:: DIRECTIONS ::
Repeat every record below exactly, leaving out the pictures.

-------------------------

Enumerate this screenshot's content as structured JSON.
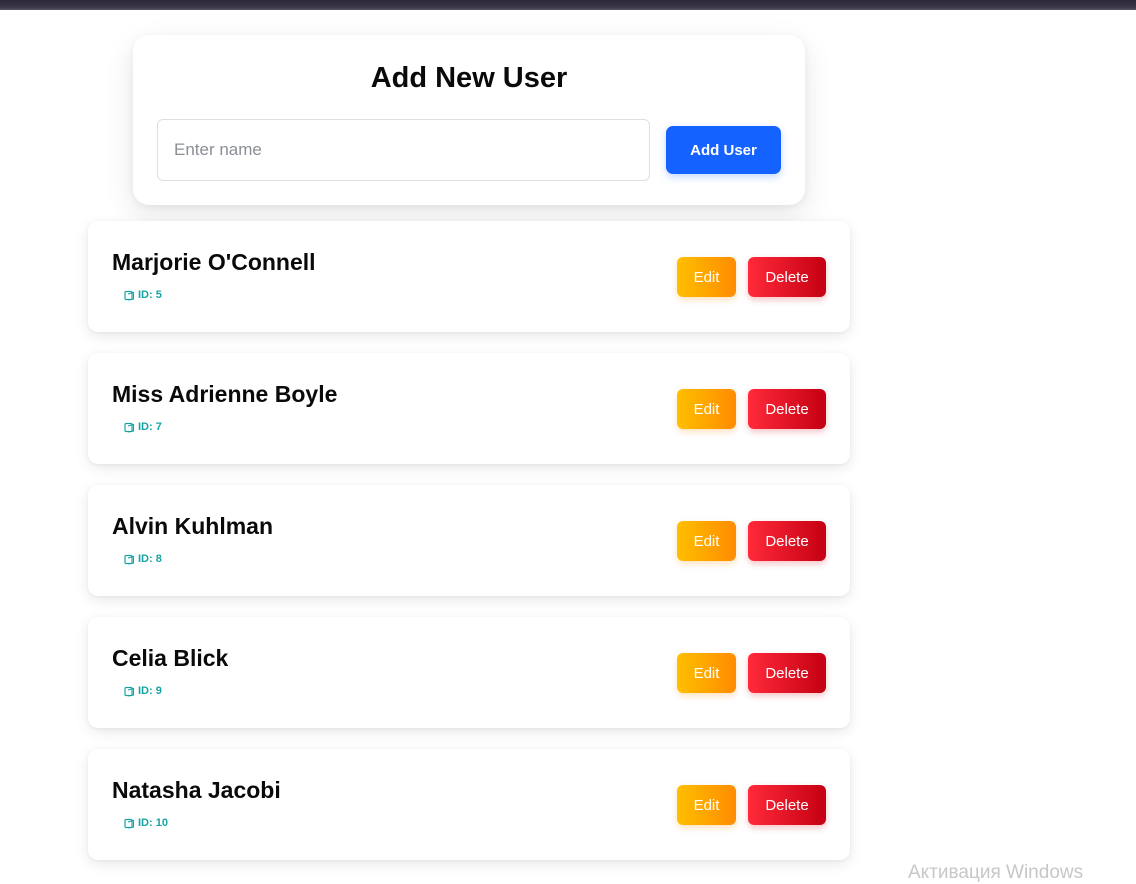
{
  "add_form": {
    "title": "Add New User",
    "input_placeholder": "Enter name",
    "input_value": "",
    "button_label": "Add User"
  },
  "users": [
    {
      "name": "Marjorie O'Connell",
      "id_label": "ID: 5",
      "edit_label": "Edit",
      "delete_label": "Delete"
    },
    {
      "name": "Miss Adrienne Boyle",
      "id_label": "ID: 7",
      "edit_label": "Edit",
      "delete_label": "Delete"
    },
    {
      "name": "Alvin Kuhlman",
      "id_label": "ID: 8",
      "edit_label": "Edit",
      "delete_label": "Delete"
    },
    {
      "name": "Celia Blick",
      "id_label": "ID: 9",
      "edit_label": "Edit",
      "delete_label": "Delete"
    },
    {
      "name": "Natasha Jacobi",
      "id_label": "ID: 10",
      "edit_label": "Edit",
      "delete_label": "Delete"
    }
  ],
  "icons": {
    "id_icon": "id-card-icon"
  },
  "colors": {
    "primary": "#1462ff",
    "edit_start": "#ffbf00",
    "edit_end": "#ff8c00",
    "delete_start": "#ff2a3a",
    "delete_end": "#c40012",
    "id_text": "#17a3a3"
  },
  "os_watermark": "Активация Windows"
}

-------------------------

:: EXERCISE SOLUTION ::
Enumerate this screenshot's content as structured JSON.
{
  "add_form": {
    "title": "Add New User",
    "input_placeholder": "Enter name",
    "input_value": "",
    "button_label": "Add User"
  },
  "users": [
    {
      "name": "Marjorie O'Connell",
      "id_label": "ID: 5",
      "edit_label": "Edit",
      "delete_label": "Delete"
    },
    {
      "name": "Miss Adrienne Boyle",
      "id_label": "ID: 7",
      "edit_label": "Edit",
      "delete_label": "Delete"
    },
    {
      "name": "Alvin Kuhlman",
      "id_label": "ID: 8",
      "edit_label": "Edit",
      "delete_label": "Delete"
    },
    {
      "name": "Celia Blick",
      "id_label": "ID: 9",
      "edit_label": "Edit",
      "delete_label": "Delete"
    },
    {
      "name": "Natasha Jacobi",
      "id_label": "ID: 10",
      "edit_label": "Edit",
      "delete_label": "Delete"
    }
  ],
  "icons": {
    "id_icon": "id-card-icon"
  },
  "colors": {
    "primary": "#1462ff",
    "edit_start": "#ffbf00",
    "edit_end": "#ff8c00",
    "delete_start": "#ff2a3a",
    "delete_end": "#c40012",
    "id_text": "#17a3a3"
  },
  "os_watermark": "Активация Windows"
}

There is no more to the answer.